**Recorded data:**

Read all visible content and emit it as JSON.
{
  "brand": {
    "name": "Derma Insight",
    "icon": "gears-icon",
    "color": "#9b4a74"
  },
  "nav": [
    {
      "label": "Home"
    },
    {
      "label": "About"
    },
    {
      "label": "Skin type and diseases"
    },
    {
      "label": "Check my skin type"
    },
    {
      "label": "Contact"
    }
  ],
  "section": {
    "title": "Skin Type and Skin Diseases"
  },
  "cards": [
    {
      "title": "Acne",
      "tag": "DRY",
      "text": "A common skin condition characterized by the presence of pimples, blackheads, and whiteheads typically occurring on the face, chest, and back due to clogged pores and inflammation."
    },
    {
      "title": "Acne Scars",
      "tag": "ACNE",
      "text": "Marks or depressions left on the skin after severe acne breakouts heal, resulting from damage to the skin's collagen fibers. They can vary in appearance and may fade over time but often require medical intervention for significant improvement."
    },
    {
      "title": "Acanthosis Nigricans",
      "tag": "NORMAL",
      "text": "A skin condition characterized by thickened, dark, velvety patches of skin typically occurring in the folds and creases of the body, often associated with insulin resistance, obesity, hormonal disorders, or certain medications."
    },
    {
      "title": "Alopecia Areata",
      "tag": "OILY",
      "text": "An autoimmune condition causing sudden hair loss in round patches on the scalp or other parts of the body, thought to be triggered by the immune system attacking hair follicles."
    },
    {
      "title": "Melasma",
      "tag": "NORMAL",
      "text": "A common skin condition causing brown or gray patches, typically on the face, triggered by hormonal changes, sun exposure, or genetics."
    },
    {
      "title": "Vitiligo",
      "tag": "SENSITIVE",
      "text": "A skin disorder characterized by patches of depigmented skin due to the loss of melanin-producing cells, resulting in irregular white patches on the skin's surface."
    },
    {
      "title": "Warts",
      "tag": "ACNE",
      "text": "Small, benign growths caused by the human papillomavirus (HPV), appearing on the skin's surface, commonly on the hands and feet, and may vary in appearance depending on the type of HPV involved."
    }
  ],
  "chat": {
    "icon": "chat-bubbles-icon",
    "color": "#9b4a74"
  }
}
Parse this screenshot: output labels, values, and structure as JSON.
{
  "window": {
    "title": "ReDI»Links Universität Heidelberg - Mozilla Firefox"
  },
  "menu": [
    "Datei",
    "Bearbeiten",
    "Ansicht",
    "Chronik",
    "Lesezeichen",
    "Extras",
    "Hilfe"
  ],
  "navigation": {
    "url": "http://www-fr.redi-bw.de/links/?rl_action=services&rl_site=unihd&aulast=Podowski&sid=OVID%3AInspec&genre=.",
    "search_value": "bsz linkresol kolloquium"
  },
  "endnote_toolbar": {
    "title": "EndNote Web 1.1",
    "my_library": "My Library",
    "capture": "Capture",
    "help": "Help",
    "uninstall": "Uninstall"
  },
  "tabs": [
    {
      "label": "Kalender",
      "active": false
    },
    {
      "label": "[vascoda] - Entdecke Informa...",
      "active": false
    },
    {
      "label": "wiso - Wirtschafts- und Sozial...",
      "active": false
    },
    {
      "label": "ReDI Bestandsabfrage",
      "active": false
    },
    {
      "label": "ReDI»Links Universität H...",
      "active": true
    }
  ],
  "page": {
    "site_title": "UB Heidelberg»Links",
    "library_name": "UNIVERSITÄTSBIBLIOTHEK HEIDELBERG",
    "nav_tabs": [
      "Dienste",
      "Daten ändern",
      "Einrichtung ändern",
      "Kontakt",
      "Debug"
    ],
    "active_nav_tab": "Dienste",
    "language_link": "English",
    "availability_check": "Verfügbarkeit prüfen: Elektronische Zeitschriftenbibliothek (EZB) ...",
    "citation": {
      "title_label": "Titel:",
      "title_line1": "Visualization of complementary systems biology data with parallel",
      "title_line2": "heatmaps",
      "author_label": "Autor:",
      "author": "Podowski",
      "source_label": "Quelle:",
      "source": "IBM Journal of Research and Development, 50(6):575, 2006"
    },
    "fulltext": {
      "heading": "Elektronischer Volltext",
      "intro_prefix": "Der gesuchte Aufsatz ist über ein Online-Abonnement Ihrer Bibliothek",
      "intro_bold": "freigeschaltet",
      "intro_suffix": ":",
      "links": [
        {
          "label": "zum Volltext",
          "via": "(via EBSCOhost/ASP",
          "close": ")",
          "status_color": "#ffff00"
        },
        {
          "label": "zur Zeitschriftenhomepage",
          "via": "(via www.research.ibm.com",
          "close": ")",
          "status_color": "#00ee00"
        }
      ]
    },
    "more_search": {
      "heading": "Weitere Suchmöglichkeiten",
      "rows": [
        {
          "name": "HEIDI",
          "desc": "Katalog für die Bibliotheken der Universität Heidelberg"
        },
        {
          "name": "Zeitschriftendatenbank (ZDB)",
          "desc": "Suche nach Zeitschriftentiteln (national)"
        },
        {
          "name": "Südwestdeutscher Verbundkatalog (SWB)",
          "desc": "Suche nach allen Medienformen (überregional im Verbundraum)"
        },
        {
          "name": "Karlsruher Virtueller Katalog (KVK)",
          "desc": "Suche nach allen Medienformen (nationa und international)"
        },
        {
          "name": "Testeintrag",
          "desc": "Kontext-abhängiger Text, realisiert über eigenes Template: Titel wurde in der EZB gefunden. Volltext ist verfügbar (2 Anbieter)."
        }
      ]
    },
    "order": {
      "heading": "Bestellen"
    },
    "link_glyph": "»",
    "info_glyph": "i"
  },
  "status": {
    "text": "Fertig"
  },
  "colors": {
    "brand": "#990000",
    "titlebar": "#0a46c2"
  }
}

**Prompt:**
Once you have read the listing above, set it down again without alteration.

**Exercise solution:**
Read all visible content and emit it as JSON.
{
  "brand": {
    "name": "Derma Insight",
    "icon": "gears-icon",
    "color": "#9b4a74"
  },
  "nav": [
    {
      "label": "Home"
    },
    {
      "label": "About"
    },
    {
      "label": "Skin type and diseases"
    },
    {
      "label": "Check my skin type"
    },
    {
      "label": "Contact"
    }
  ],
  "section": {
    "title": "Skin Type and Skin Diseases"
  },
  "cards": [
    {
      "title": "Acne",
      "tag": "DRY",
      "text": "A common skin condition characterized by the presence of pimples, blackheads, and whiteheads typically occurring on the face, chest, and back due to clogged pores and inflammation."
    },
    {
      "title": "Acne Scars",
      "tag": "ACNE",
      "text": "Marks or depressions left on the skin after severe acne breakouts heal, resulting from damage to the skin's collagen fibers. They can vary in appearance and may fade over time but often require medical intervention for significant improvement."
    },
    {
      "title": "Acanthosis Nigricans",
      "tag": "NORMAL",
      "text": "A skin condition characterized by thickened, dark, velvety patches of skin typically occurring in the folds and creases of the body, often associated with insulin resistance, obesity, hormonal disorders, or certain medications."
    },
    {
      "title": "Alopecia Areata",
      "tag": "OILY",
      "text": "An autoimmune condition causing sudden hair loss in round patches on the scalp or other parts of the body, thought to be triggered by the immune system attacking hair follicles."
    },
    {
      "title": "Melasma",
      "tag": "NORMAL",
      "text": "A common skin condition causing brown or gray patches, typically on the face, triggered by hormonal changes, sun exposure, or genetics."
    },
    {
      "title": "Vitiligo",
      "tag": "SENSITIVE",
      "text": "A skin disorder characterized by patches of depigmented skin due to the loss of melanin-producing cells, resulting in irregular white patches on the skin's surface."
    },
    {
      "title": "Warts",
      "tag": "ACNE",
      "text": "Small, benign growths caused by the human papillomavirus (HPV), appearing on the skin's surface, commonly on the hands and feet, and may vary in appearance depending on the type of HPV involved."
    }
  ],
  "chat": {
    "icon": "chat-bubbles-icon",
    "color": "#9b4a74"
  }
}
Parse this screenshot: output labels, values, and structure as JSON.
{
  "window": {
    "title": "ReDI»Links Universität Heidelberg - Mozilla Firefox"
  },
  "menu": [
    "Datei",
    "Bearbeiten",
    "Ansicht",
    "Chronik",
    "Lesezeichen",
    "Extras",
    "Hilfe"
  ],
  "navigation": {
    "url": "http://www-fr.redi-bw.de/links/?rl_action=services&rl_site=unihd&aulast=Podowski&sid=OVID%3AInspec&genre=.",
    "search_value": "bsz linkresol kolloquium"
  },
  "endnote_toolbar": {
    "title": "EndNote Web 1.1",
    "my_library": "My Library",
    "capture": "Capture",
    "help": "Help",
    "uninstall": "Uninstall"
  },
  "tabs": [
    {
      "label": "Kalender",
      "active": false
    },
    {
      "label": "[vascoda] - Entdecke Informa...",
      "active": false
    },
    {
      "label": "wiso - Wirtschafts- und Sozial...",
      "active": false
    },
    {
      "label": "ReDI Bestandsabfrage",
      "active": false
    },
    {
      "label": "ReDI»Links Universität H...",
      "active": true
    }
  ],
  "page": {
    "site_title": "UB Heidelberg»Links",
    "library_name": "UNIVERSITÄTSBIBLIOTHEK HEIDELBERG",
    "nav_tabs": [
      "Dienste",
      "Daten ändern",
      "Einrichtung ändern",
      "Kontakt",
      "Debug"
    ],
    "active_nav_tab": "Dienste",
    "language_link": "English",
    "availability_check": "Verfügbarkeit prüfen: Elektronische Zeitschriftenbibliothek (EZB) ...",
    "citation": {
      "title_label": "Titel:",
      "title_line1": "Visualization of complementary systems biology data with parallel",
      "title_line2": "heatmaps",
      "author_label": "Autor:",
      "author": "Podowski",
      "source_label": "Quelle:",
      "source": "IBM Journal of Research and Development, 50(6):575, 2006"
    },
    "fulltext": {
      "heading": "Elektronischer Volltext",
      "intro_prefix": "Der gesuchte Aufsatz ist über ein Online-Abonnement Ihrer Bibliothek",
      "intro_bold": "freigeschaltet",
      "intro_suffix": ":",
      "links": [
        {
          "label": "zum Volltext",
          "via": "(via EBSCOhost/ASP",
          "close": ")",
          "status_color": "#ffff00"
        },
        {
          "label": "zur Zeitschriftenhomepage",
          "via": "(via www.research.ibm.com",
          "close": ")",
          "status_color": "#00ee00"
        }
      ]
    },
    "more_search": {
      "heading": "Weitere Suchmöglichkeiten",
      "rows": [
        {
          "name": "HEIDI",
          "desc": "Katalog für die Bibliotheken der Universität Heidelberg"
        },
        {
          "name": "Zeitschriftendatenbank (ZDB)",
          "desc": "Suche nach Zeitschriftentiteln (national)"
        },
        {
          "name": "Südwestdeutscher Verbundkatalog (SWB)",
          "desc": "Suche nach allen Medienformen (überregional im Verbundraum)"
        },
        {
          "name": "Karlsruher Virtueller Katalog (KVK)",
          "desc": "Suche nach allen Medienformen (nationa und international)"
        },
        {
          "name": "Testeintrag",
          "desc": "Kontext-abhängiger Text, realisiert über eigenes Template: Titel wurde in der EZB gefunden. Volltext ist verfügbar (2 Anbieter)."
        }
      ]
    },
    "order": {
      "heading": "Bestellen"
    },
    "link_glyph": "»",
    "info_glyph": "i"
  },
  "status": {
    "text": "Fertig"
  },
  "colors": {
    "brand": "#990000",
    "titlebar": "#0a46c2"
  }
}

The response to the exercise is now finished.